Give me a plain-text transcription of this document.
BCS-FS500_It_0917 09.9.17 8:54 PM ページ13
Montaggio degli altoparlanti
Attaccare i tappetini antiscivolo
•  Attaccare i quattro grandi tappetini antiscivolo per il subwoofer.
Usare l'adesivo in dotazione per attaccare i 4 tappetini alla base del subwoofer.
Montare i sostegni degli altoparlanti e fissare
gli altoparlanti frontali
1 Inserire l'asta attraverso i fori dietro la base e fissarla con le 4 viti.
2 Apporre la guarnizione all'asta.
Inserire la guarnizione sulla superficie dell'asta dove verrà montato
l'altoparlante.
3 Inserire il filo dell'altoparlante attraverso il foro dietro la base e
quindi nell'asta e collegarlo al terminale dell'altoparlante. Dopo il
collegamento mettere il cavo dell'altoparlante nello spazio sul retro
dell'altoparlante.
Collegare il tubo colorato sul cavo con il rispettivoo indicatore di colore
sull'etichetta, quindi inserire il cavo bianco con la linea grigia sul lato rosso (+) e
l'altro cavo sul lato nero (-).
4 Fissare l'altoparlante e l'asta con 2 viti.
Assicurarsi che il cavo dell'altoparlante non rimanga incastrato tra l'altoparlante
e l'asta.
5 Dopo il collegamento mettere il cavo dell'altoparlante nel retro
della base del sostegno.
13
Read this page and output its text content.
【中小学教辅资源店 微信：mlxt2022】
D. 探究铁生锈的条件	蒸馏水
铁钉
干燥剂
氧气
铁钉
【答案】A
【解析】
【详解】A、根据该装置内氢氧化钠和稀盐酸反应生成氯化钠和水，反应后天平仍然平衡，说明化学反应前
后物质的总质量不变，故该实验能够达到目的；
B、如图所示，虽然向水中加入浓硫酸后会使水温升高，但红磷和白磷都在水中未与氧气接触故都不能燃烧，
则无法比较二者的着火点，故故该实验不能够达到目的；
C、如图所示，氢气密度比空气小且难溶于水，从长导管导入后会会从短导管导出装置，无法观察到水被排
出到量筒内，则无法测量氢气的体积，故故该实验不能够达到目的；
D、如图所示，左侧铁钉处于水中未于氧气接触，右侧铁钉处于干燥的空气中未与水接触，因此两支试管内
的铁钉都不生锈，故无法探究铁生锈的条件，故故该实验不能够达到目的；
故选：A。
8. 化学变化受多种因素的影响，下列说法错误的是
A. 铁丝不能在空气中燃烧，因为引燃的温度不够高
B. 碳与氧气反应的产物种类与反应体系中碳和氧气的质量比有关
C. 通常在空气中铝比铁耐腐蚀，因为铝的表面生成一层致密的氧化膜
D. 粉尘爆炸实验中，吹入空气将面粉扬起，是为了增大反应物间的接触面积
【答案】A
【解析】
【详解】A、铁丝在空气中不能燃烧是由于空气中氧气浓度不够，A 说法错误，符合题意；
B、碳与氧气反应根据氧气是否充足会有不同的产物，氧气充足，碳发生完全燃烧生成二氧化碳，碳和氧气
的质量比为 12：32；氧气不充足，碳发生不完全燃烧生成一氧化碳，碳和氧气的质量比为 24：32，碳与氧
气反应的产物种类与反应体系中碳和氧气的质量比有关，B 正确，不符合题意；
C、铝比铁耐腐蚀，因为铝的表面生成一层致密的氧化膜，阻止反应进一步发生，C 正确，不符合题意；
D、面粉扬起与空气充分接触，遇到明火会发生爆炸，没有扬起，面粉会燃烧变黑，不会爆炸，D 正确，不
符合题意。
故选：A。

*Required work:* Search the data above for the string "Dopo" and copy each line that has it.

*Task answer:*
quindi nell'asta e collegarlo al terminale dell'altoparlante. Dopo il
5 Dopo il collegamento mettere il cavo dell'altoparlante nel retro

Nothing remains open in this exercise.